======== DATA TO PROCESS

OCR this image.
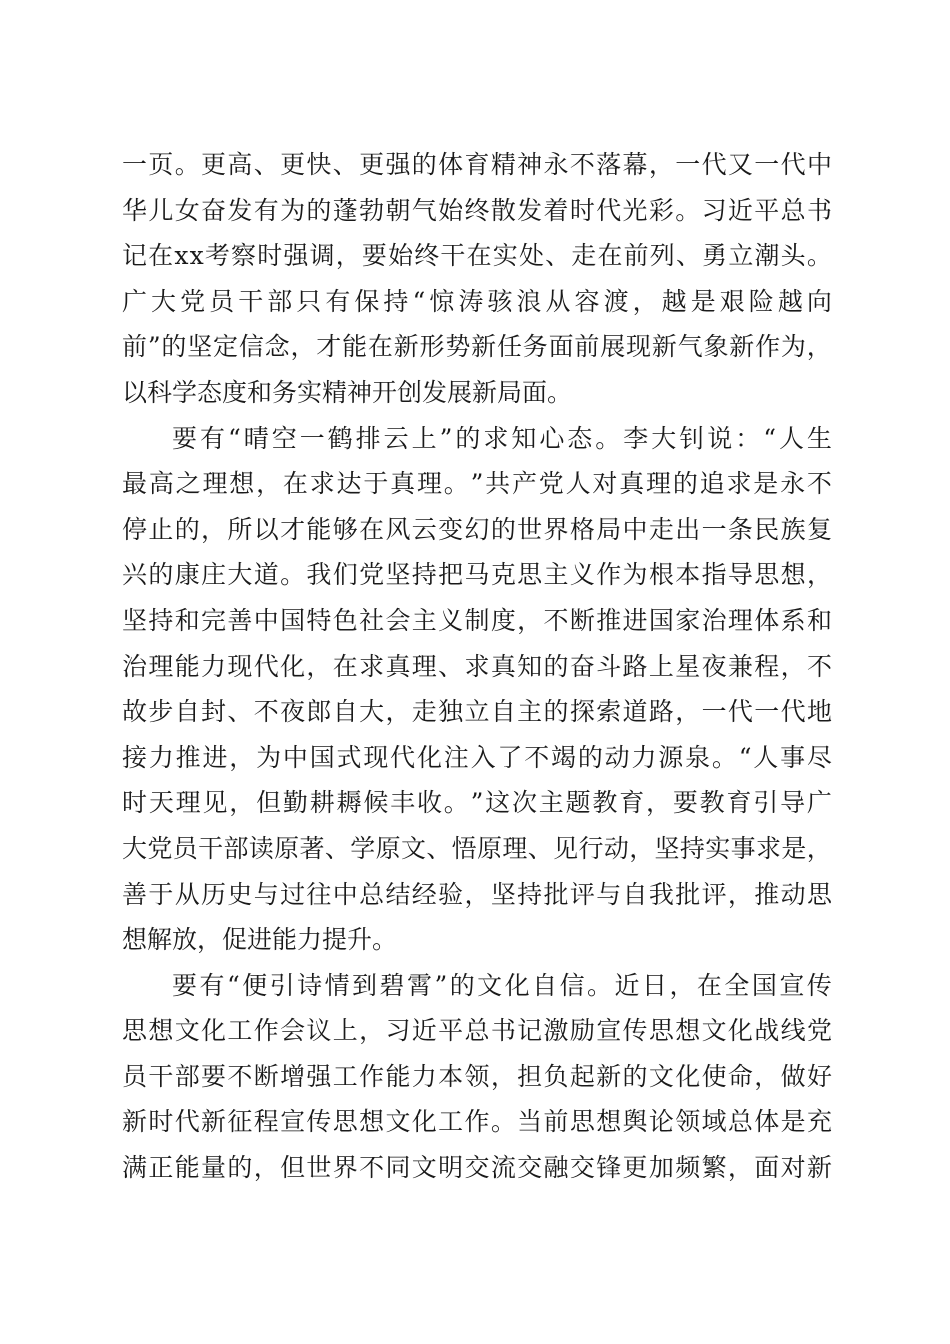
一 页 。 更 高 、 更 快 、 更 强 的 体 育 精 神 永 不 落 幕 ， 一 代 又 一 代 中
华 儿 女 奋 发 有 为 的 蓬 勃 朝 气 始 终 散 发 着 时 代 光 彩 。 习 近 平 总 书
记 在 x x 考 察 时 强 调 ， 要 始 终 干 在 实 处 、 走 在 前 列 、 勇 立 潮 头 。
广 大 党 员 干 部 只 有 保 持 “ 惊 涛 骇 浪 从 容 渡 ， 越 是 艰 险 越 向
前 ” 的 坚 定 信 念 ， 才 能 在 新 形 势 新 任 务 面 前 展 现 新 气 象 新 作 为 ，
以科学态度和务实精神开创发展新局面。
要 有 “ 晴 空 一 鹤 排 云 上 ” 的 求 知 心 态 。 李 大 钊 说 ： “ 人 生
最 高 之 理 想 ， 在 求 达 于 真 理 。 ” 共 产 党 人 对 真 理 的 追 求 是 永 不
停 止 的 ， 所 以 才 能 够 在 风 云 变 幻 的 世 界 格 局 中 走 出 一 条 民 族 复
兴 的 康 庄 大 道 。 我 们 党 坚 持 把 马 克 思 主 义 作 为 根 本 指 导 思 想 ，
坚 持 和 完 善 中 国 特 色 社 会 主 义 制 度 ， 不 断 推 进 国 家 治 理 体 系 和
治 理 能 力 现 代 化 ， 在 求 真 理 、 求 真 知 的 奋 斗 路 上 星 夜 兼 程 ， 不
故 步 自 封 、 不 夜 郎 自 大 ， 走 独 立 自 主 的 探 索 道 路 ， 一 代 一 代 地
接 力 推 进 ， 为 中 国 式 现 代 化 注 入 了 不 竭 的 动 力 源 泉 。 “ 人 事 尽
时 天 理 见 ， 但 勤 耕 耨 候 丰 收 。 ” 这 次 主 题 教 育 ， 要 教 育 引 导 广
大 党 员 干 部 读 原 著 、 学 原 文 、 悟 原 理 、 见 行 动 ， 坚 持 实 事 求 是 ，
善 于 从 历 史 与 过 往 中 总 结 经 验 ， 坚 持 批 评 与 自 我 批 评 ， 推 动 思
想解放，促进能力提升。
要 有 “ 便 引 诗 情 到 碧 霄 ” 的 文 化 自 信 。 近 日 ， 在 全 国 宣 传
思 想 文 化 工 作 会 议 上 ， 习 近 平 总 书 记 激 励 宣 传 思 想 文 化 战 线 党
员 干 部 要 不 断 增 强 工 作 能 力 本 领 ， 担 负 起 新 的 文 化 使 命 ， 做 好
新 时 代 新 征 程 宣 传 思 想 文 化 工 作 。 当 前 思 想 舆 论 领 域 总 体 是 充
满 正 能 量 的 ， 但 世 界 不 同 文 明 交 流 交 融 交 锋 更 加 频 繁 ， 面 对 新
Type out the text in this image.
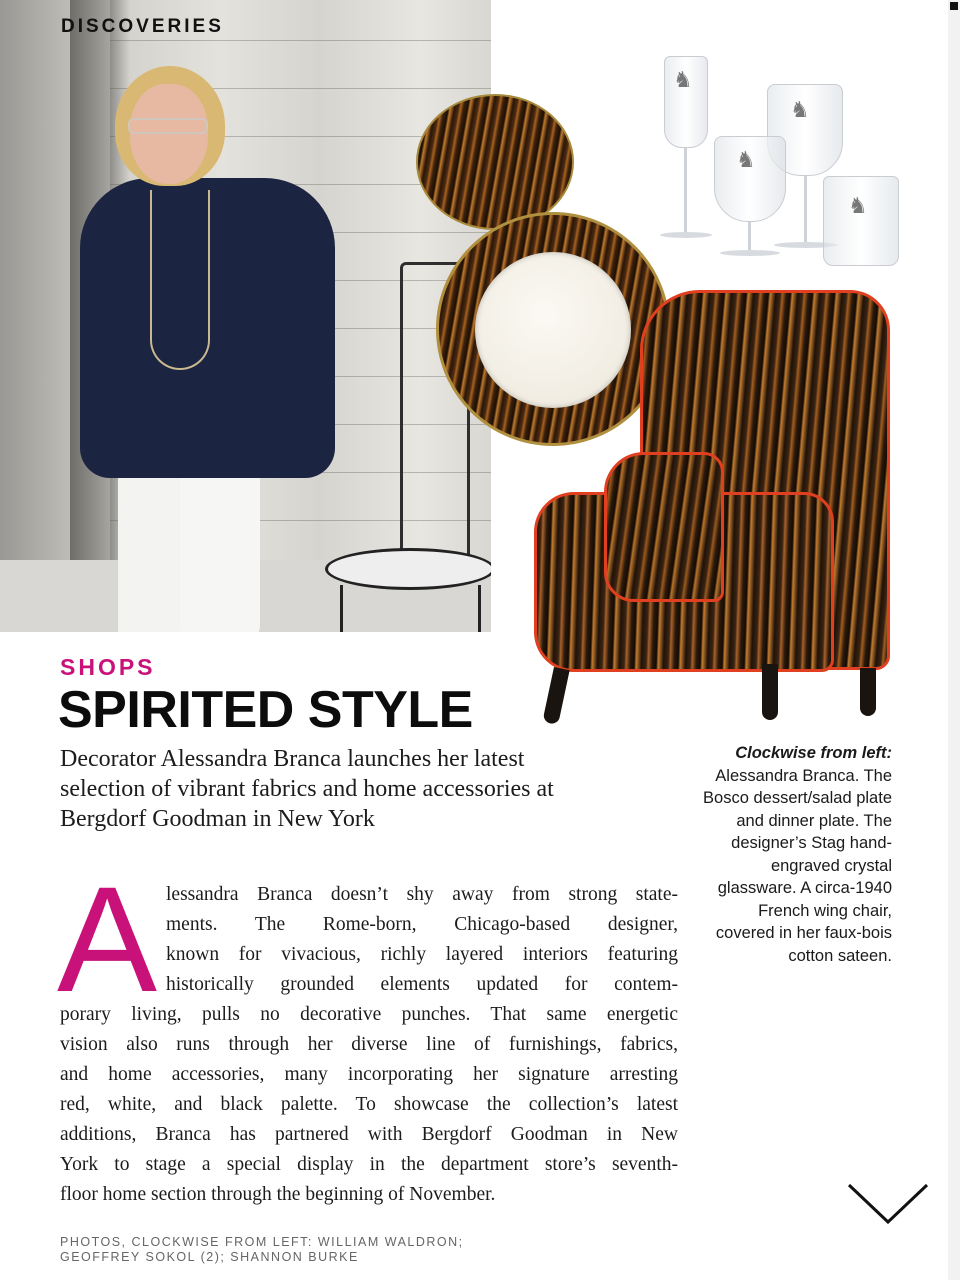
DISCOVERIES
♞
♞
♞
♞
SHOPS
SPIRITED STYLE
Decorator Alessandra Branca launches her latest selection of vibrant fabrics and home accessories at Bergdorf Goodman in New York
Clockwise from left: Alessandra Branca. The Bosco dessert/salad plate and dinner plate. The designer’s Stag hand-engraved crystal glassware. A circa-1940 French wing chair, covered in her faux-bois cotton sateen.
A lessandra Branca doesn’t shy away from strong state-
ments. The Rome-born, Chicago-based designer,
known for vivacious, richly layered interiors featuring
historically grounded elements updated for contem-
porary living, pulls no decorative punches. That same energetic
vision also runs through her diverse line of furnishings, fabrics,
and home accessories, many incorporating her signature arresting
red, white, and black palette. To showcase the collection’s latest
additions, Branca has partnered with Bergdorf Goodman in New
York to stage a special display in the department store’s seventh-
floor home section through the beginning of November.
PHOTOS, CLOCKWISE FROM LEFT: WILLIAM WALDRON;
GEOFFREY SOKOL (2); SHANNON BURKE
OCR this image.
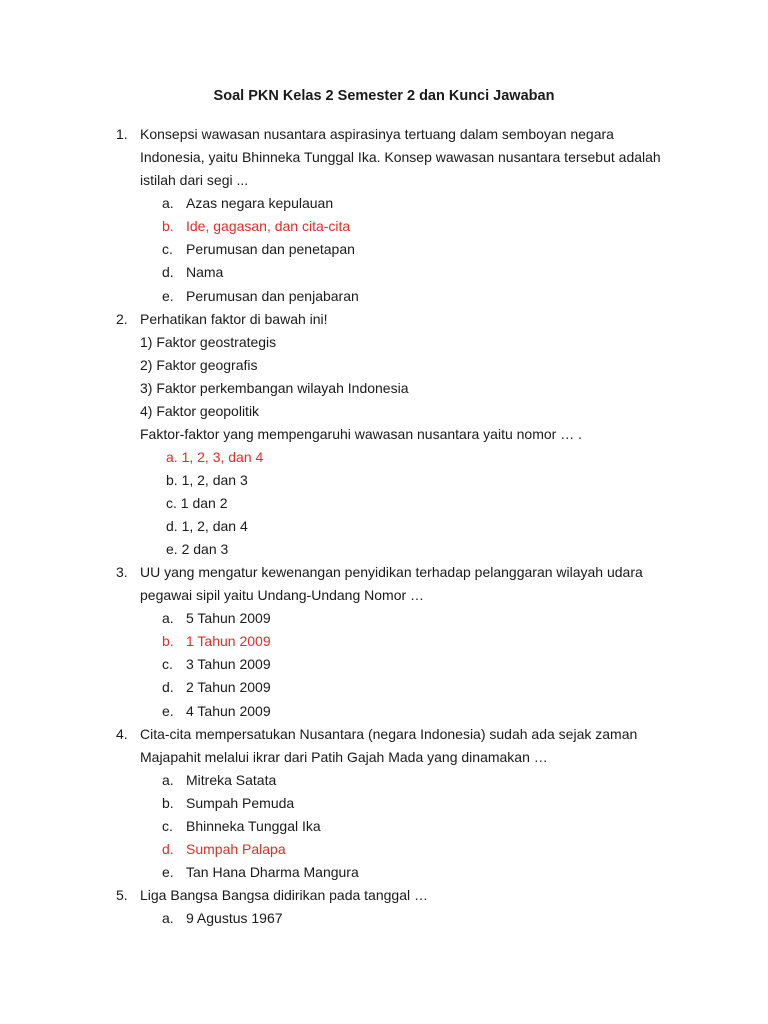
Soal PKN Kelas 2 Semester 2 dan Kunci Jawaban
1. Konsepsi wawasan nusantara aspirasinya tertuang dalam semboyan negara
Indonesia, yaitu Bhinneka Tunggal Ika. Konsep wawasan nusantara tersebut adalah
istilah dari segi ...
a. Azas negara kepulauan
b. Ide, gagasan, dan cita-cita
c. Perumusan dan penetapan
d. Nama
e. Perumusan dan penjabaran
2. Perhatikan faktor di bawah ini!
1) Faktor geostrategis
2) Faktor geografis
3) Faktor perkembangan wilayah Indonesia
4) Faktor geopolitik
Faktor-faktor yang mempengaruhi wawasan nusantara yaitu nomor … .
a. 1, 2, 3, dan 4
b. 1, 2, dan 3
c. 1 dan 2
d. 1, 2, dan 4
e. 2 dan 3
3. UU yang mengatur kewenangan penyidikan terhadap pelanggaran wilayah udara
pegawai sipil yaitu Undang-Undang Nomor …
a. 5 Tahun 2009
b. 1 Tahun 2009
c. 3 Tahun 2009
d. 2 Tahun 2009
e. 4 Tahun 2009
4. Cita-cita mempersatukan Nusantara (negara Indonesia) sudah ada sejak zaman
Majapahit melalui ikrar dari Patih Gajah Mada yang dinamakan …
a. Mitreka Satata
b. Sumpah Pemuda
c. Bhinneka Tunggal Ika
d. Sumpah Palapa
e. Tan Hana Dharma Mangura
5. Liga Bangsa Bangsa didirikan pada tanggal …
a. 9 Agustus 1967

================

__WORK TO DO__. Pick out the lines containing the string "through" and show them.

__FINISHED TASK__.
vision also runs through her diverse line of furnishings, fabrics,
floor home section through the beginning of November.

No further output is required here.